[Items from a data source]
────────────────────────────────────────

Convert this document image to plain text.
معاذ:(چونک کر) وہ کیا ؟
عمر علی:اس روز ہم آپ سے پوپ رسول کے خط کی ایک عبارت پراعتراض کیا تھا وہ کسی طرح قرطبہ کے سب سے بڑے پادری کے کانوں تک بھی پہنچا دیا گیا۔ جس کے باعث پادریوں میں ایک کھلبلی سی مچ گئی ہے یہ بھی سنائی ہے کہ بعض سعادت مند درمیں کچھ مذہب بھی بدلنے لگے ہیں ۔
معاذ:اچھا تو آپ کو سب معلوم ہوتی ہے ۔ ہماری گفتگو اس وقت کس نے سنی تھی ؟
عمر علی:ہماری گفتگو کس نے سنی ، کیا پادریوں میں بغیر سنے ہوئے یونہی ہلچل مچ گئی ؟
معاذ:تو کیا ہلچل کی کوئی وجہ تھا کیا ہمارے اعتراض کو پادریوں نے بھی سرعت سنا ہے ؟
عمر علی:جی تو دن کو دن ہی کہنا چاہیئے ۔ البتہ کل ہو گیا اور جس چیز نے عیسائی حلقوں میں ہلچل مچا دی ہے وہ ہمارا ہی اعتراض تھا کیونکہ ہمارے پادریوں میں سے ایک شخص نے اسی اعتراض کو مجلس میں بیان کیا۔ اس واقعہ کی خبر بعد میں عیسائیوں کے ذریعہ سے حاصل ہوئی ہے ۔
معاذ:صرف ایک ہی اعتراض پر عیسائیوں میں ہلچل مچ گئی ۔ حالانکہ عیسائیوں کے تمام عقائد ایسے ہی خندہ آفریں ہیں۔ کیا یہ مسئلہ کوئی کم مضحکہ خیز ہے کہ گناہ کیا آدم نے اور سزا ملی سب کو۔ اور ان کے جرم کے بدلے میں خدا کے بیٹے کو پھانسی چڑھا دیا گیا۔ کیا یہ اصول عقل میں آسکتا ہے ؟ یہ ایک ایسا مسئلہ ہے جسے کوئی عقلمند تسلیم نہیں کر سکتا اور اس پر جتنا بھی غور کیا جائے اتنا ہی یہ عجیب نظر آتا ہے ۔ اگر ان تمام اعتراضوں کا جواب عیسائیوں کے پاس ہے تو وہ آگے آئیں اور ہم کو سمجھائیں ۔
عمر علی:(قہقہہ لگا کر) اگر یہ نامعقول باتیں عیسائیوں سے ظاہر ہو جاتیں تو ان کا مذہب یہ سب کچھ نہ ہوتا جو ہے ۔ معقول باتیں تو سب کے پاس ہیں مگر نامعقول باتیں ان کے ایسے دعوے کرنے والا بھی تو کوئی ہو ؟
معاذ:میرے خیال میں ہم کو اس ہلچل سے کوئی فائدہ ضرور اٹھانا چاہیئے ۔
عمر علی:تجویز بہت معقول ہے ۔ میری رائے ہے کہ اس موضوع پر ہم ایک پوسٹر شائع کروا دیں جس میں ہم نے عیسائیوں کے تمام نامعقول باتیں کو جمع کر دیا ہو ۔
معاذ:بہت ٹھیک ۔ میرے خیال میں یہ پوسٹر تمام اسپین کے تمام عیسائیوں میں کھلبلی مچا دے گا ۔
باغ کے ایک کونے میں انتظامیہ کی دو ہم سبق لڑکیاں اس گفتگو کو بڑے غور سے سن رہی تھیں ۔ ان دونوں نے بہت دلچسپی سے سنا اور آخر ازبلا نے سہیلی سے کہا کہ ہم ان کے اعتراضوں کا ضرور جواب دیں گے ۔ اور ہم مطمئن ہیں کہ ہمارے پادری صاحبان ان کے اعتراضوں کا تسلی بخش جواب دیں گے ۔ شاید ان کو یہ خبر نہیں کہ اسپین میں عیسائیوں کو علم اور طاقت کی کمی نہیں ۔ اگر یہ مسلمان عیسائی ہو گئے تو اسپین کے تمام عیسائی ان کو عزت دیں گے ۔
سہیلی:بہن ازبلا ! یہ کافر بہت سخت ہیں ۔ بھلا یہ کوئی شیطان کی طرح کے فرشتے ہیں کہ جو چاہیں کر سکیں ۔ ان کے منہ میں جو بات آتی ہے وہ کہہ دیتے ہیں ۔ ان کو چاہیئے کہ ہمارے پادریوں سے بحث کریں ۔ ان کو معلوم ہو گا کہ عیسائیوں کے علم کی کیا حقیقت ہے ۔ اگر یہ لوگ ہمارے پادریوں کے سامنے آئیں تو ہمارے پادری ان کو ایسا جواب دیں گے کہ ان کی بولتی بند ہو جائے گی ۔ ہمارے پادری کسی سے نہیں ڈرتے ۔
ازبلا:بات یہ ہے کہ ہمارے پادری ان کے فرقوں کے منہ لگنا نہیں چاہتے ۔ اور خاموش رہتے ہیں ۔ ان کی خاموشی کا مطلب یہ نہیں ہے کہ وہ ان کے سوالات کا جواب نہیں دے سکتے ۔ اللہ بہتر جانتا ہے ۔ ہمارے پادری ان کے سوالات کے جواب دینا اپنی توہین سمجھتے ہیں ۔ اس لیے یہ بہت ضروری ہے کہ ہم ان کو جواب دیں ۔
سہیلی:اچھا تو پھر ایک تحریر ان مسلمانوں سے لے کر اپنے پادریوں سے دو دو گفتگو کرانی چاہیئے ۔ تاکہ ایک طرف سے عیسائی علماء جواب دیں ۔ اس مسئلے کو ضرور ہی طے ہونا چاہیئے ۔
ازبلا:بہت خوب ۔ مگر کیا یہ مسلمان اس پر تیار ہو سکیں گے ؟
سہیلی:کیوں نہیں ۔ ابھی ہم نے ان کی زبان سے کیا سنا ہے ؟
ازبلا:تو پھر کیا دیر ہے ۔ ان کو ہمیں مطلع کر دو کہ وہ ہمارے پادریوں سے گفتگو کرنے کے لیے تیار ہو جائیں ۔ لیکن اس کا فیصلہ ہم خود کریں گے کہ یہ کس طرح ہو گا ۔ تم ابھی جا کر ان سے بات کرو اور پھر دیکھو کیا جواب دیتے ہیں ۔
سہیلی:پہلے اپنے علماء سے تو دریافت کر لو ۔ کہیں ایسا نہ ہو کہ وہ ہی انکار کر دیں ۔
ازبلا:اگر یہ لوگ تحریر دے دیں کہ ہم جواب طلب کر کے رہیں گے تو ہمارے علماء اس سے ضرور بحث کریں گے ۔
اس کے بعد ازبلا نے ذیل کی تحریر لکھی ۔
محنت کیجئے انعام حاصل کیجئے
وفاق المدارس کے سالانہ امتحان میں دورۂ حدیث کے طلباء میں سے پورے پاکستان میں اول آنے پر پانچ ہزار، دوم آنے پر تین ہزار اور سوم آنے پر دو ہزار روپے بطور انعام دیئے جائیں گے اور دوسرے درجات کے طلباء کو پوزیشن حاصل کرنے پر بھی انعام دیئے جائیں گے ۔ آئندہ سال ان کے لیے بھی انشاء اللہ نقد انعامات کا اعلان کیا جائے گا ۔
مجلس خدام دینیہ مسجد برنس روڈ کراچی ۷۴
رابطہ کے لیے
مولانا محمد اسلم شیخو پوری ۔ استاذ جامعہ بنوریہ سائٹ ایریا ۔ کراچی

────────────────────────────────────────

Looking at the listing above, count the lines that contain "اپنے" and give nothing but the number.

2